Task prompt: Find each line containing the string "title" and return it.

Stored records:
● ● ● ● ●

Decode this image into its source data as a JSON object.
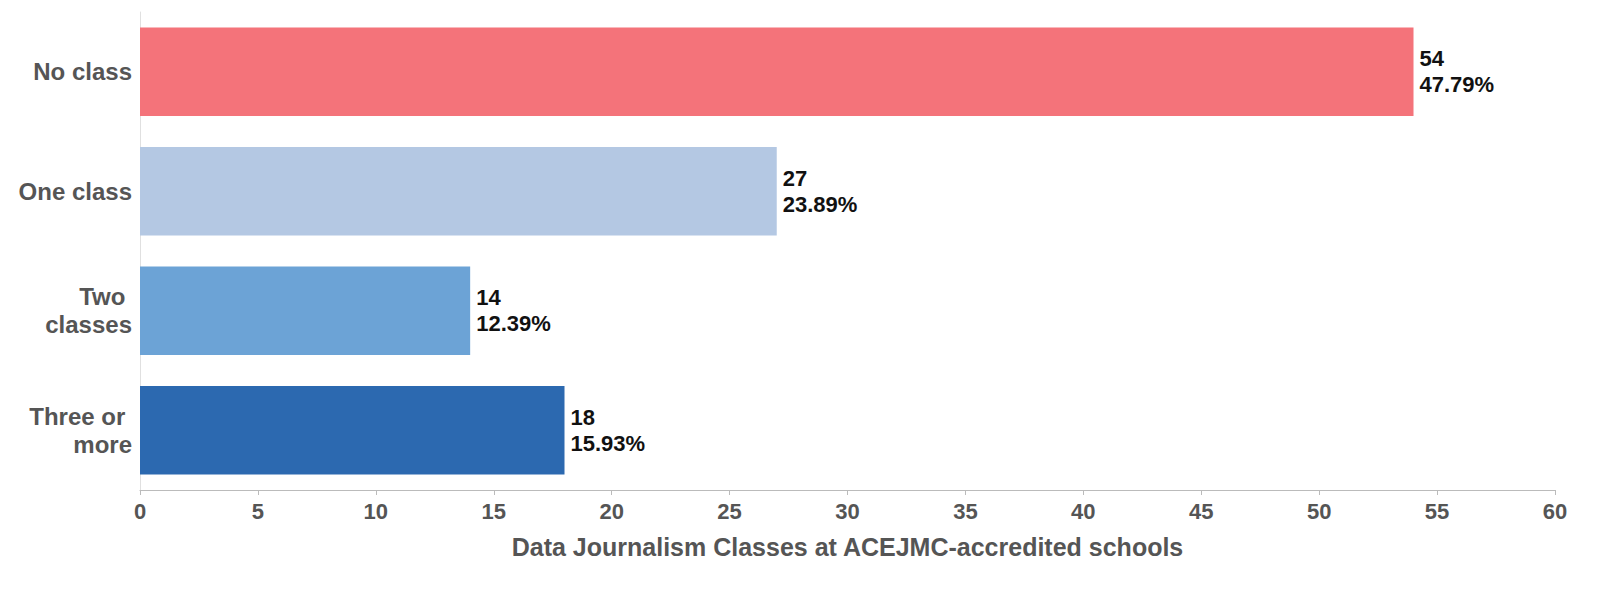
{
  "chart_data": {
    "type": "bar",
    "orientation": "horizontal",
    "x_label": "Data Journalism Classes at ACEJMC-accredited schools",
    "categories": [
      "No class",
      "One class",
      "Two classes",
      "Three or more"
    ],
    "values": [
      54,
      27,
      14,
      18
    ],
    "value_labels": [
      "54\n47.79%",
      "27\n23.89%",
      "14\n12.39%",
      "18\n15.93%"
    ],
    "colors": [
      "#f4737a",
      "#b4c8e3",
      "#6ca3d6",
      "#2c69b0"
    ],
    "xlim": [
      0,
      60
    ],
    "xticks": [
      0,
      5,
      10,
      15,
      20,
      25,
      30,
      35,
      40,
      45,
      50,
      55,
      60
    ],
    "grid": false,
    "data_labels": true
  }
}
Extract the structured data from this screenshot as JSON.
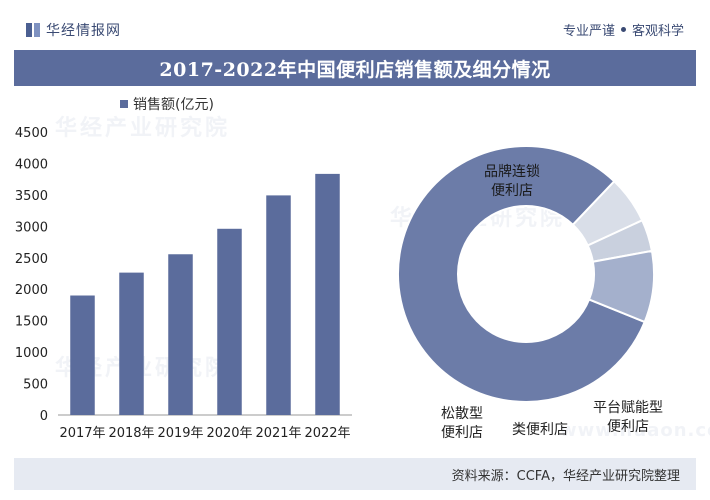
{
  "header": {
    "logo_text": "华经情报网",
    "slogan_left": "专业严谨",
    "slogan_right": "客观科学"
  },
  "title": "2017-2022年中国便利店销售额及细分情况",
  "footer": {
    "source": "资料来源：CCFA，华经产业研究院整理"
  },
  "watermark": {
    "text": "华经产业研究院",
    "url": "www.huaon.com"
  },
  "colors": {
    "accent": "#5b6c9c",
    "donut_main": "#6c7ca8",
    "donut_minor_1": "#d9dee8",
    "donut_minor_2": "#c9d0de",
    "donut_minor_3": "#a4b0cc"
  },
  "chart_data": [
    {
      "type": "bar",
      "title": "",
      "legend": "销售额(亿元)",
      "categories": [
        "2017年",
        "2018年",
        "2019年",
        "2020年",
        "2021年",
        "2022年"
      ],
      "values": [
        1900,
        2264,
        2556,
        2961,
        3492,
        3834
      ],
      "ylim": [
        0,
        4500
      ],
      "yticks": [
        0,
        500,
        1000,
        1500,
        2000,
        2500,
        3000,
        3500,
        4000,
        4500
      ],
      "xlabel": "",
      "ylabel": ""
    },
    {
      "type": "pie",
      "donut": true,
      "labels": [
        "品牌连锁便利店",
        "松散型便利店",
        "类便利店",
        "平台赋能型便利店"
      ],
      "label_lines": [
        [
          "品牌连锁",
          "便利店"
        ],
        [
          "松散型",
          "便利店"
        ],
        [
          "类便利店"
        ],
        [
          "平台赋能型",
          "便利店"
        ]
      ],
      "values": [
        81,
        6,
        4,
        9
      ]
    }
  ]
}
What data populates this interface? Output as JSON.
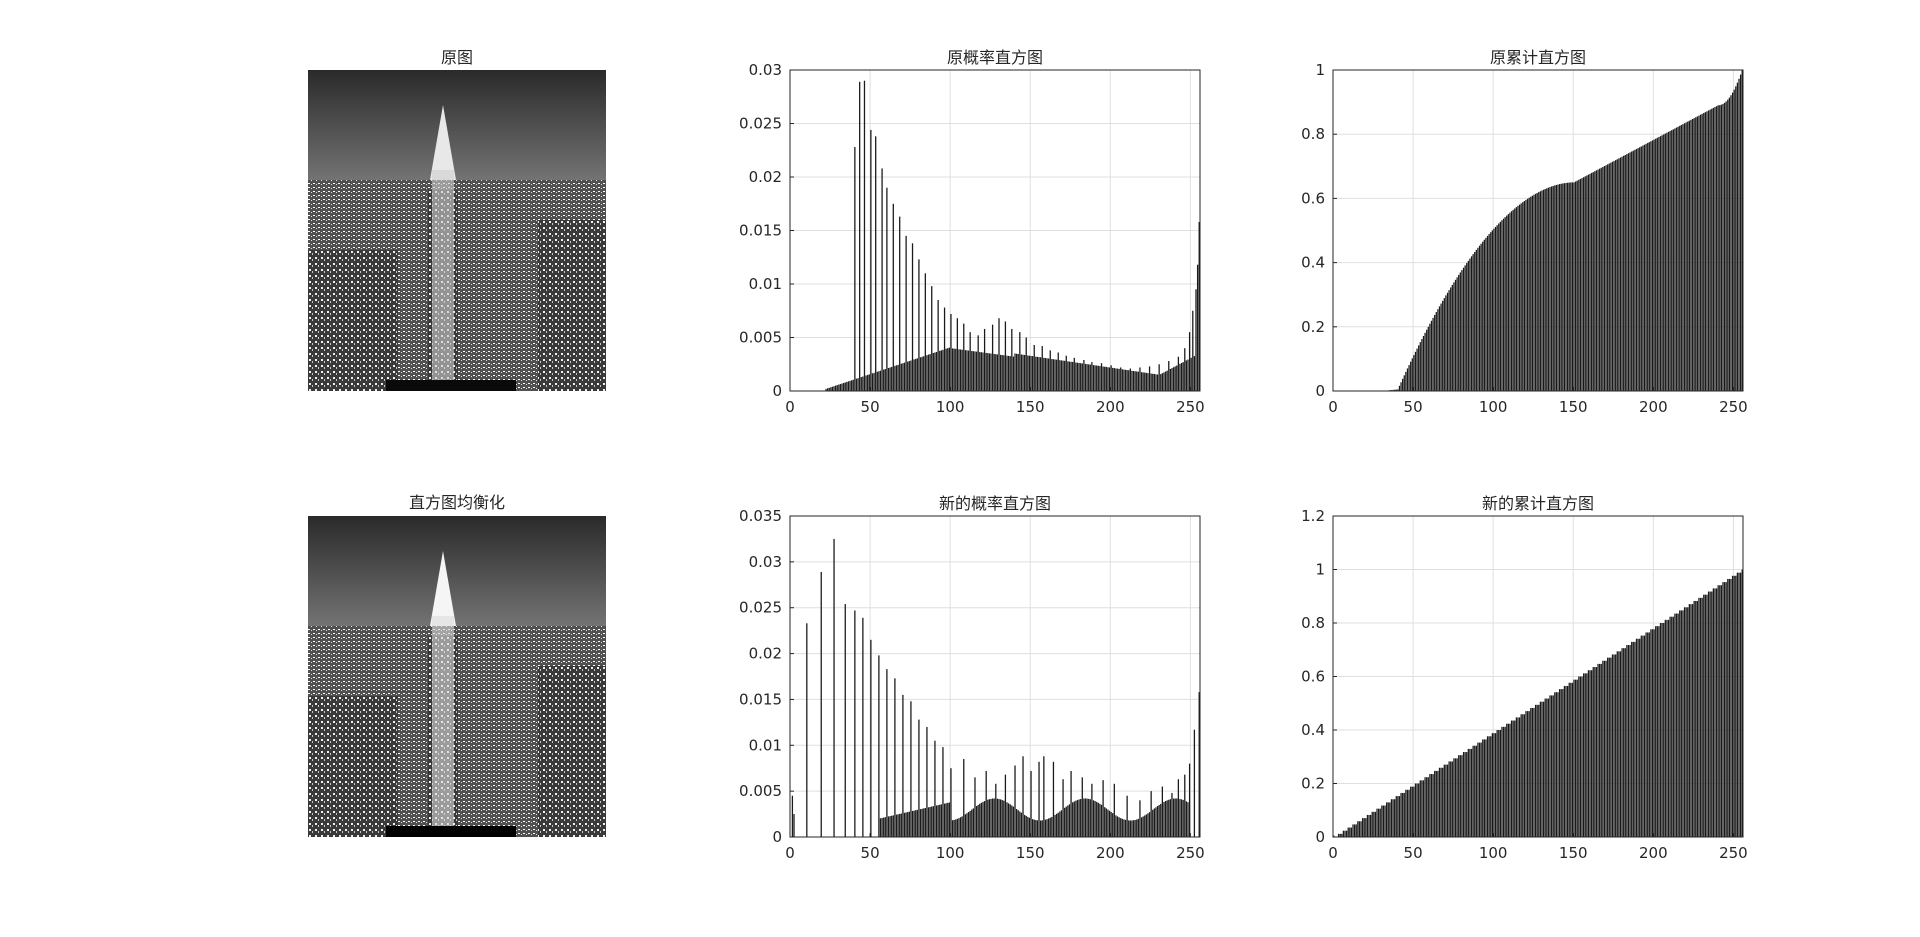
{
  "figure": {
    "image_panels": [
      {
        "title": "原图",
        "data-name": "original-image-panel"
      },
      {
        "title": "直方图均衡化",
        "data-name": "equalized-image-panel"
      }
    ],
    "photo_description_hint": "grayscale night cityscape with skyscraper"
  },
  "chart_data": [
    {
      "type": "bar",
      "title": "原概率直方图",
      "xlabel": "",
      "ylabel": "",
      "xlim": [
        0,
        256
      ],
      "ylim": [
        0,
        0.03
      ],
      "xticks": [
        "0",
        "50",
        "100",
        "150",
        "200",
        "250"
      ],
      "yticks": [
        "0",
        "0.005",
        "0.01",
        "0.015",
        "0.02",
        "0.025",
        "0.03"
      ],
      "grid": true,
      "series": [
        {
          "values": []
        }
      ]
    },
    {
      "type": "bar",
      "title": "原累计直方图",
      "xlabel": "",
      "ylabel": "",
      "xlim": [
        0,
        256
      ],
      "ylim": [
        0,
        1
      ],
      "xticks": [
        "0",
        "50",
        "100",
        "150",
        "200",
        "250"
      ],
      "yticks": [
        "0",
        "0.2",
        "0.4",
        "0.6",
        "0.8",
        "1"
      ],
      "grid": true,
      "series": [
        {
          "values": []
        }
      ]
    },
    {
      "type": "bar",
      "title": "新的概率直方图",
      "xlabel": "",
      "ylabel": "",
      "xlim": [
        0,
        256
      ],
      "ylim": [
        0,
        0.035
      ],
      "xticks": [
        "0",
        "50",
        "100",
        "150",
        "200",
        "250"
      ],
      "yticks": [
        "0",
        "0.005",
        "0.01",
        "0.015",
        "0.02",
        "0.025",
        "0.03",
        "0.035"
      ],
      "grid": true,
      "series": [
        {
          "values": []
        }
      ]
    },
    {
      "type": "bar",
      "title": "新的累计直方图",
      "xlabel": "",
      "ylabel": "",
      "xlim": [
        0,
        256
      ],
      "ylim": [
        0,
        1.2
      ],
      "xticks": [
        "0",
        "50",
        "100",
        "150",
        "200",
        "250"
      ],
      "yticks": [
        "0",
        "0.2",
        "0.4",
        "0.6",
        "0.8",
        "1",
        "1.2"
      ],
      "grid": true,
      "series": [
        {
          "values": []
        }
      ]
    }
  ]
}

● ● ● ● ●

Exercise solution:
  "title": "2017-2022年中国便利店销售额及细分情况",
      "title": "",
        "title": "原图",
        "title": "直方图均衡化",
      "title": "原概率直方图",
      "title": "原累计直方图",
      "title": "新的概率直方图",
      "title": "新的累计直方图",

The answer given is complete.